[Required task] In the entries below, count every line containing "What". Return the number and nothing else.

--- Dataset ---

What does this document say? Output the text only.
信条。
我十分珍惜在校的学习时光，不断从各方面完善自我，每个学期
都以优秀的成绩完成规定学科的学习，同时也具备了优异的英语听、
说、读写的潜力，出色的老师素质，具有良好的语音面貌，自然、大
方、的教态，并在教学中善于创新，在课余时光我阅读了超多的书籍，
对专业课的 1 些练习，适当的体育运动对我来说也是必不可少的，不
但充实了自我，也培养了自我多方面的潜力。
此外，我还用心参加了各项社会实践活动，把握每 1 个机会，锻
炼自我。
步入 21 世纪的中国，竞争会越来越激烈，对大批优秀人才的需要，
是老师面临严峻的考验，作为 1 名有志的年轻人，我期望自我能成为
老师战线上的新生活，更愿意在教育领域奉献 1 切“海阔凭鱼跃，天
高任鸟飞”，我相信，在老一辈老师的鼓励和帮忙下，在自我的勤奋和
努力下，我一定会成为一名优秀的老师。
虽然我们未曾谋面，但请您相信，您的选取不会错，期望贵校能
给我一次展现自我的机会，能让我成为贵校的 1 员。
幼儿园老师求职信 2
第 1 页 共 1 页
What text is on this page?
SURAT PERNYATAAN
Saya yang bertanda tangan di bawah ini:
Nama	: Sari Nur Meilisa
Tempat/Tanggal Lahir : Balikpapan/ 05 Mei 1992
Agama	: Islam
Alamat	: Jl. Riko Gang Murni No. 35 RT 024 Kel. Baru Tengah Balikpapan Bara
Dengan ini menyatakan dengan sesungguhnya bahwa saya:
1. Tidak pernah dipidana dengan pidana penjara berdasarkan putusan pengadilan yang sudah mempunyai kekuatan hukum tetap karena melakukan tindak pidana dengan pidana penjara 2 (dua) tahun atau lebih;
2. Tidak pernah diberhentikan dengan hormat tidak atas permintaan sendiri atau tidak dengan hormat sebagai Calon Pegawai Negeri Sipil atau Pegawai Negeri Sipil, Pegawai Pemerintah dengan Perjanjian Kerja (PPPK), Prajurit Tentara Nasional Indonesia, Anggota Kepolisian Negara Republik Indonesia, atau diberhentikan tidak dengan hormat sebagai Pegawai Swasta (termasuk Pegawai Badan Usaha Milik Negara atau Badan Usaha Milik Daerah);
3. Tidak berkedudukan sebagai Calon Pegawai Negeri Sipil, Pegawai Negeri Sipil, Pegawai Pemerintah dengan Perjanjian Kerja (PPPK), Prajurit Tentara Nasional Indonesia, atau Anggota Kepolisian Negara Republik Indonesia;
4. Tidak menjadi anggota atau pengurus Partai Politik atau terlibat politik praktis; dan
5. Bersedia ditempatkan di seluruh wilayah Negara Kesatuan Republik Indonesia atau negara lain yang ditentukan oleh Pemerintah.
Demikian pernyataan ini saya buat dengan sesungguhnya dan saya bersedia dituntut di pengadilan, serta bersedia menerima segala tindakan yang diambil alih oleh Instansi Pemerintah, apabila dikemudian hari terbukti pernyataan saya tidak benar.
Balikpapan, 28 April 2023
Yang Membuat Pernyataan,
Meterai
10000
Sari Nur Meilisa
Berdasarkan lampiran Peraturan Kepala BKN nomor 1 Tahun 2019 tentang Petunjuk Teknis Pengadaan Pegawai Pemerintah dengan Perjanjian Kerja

---

[Complete output] 2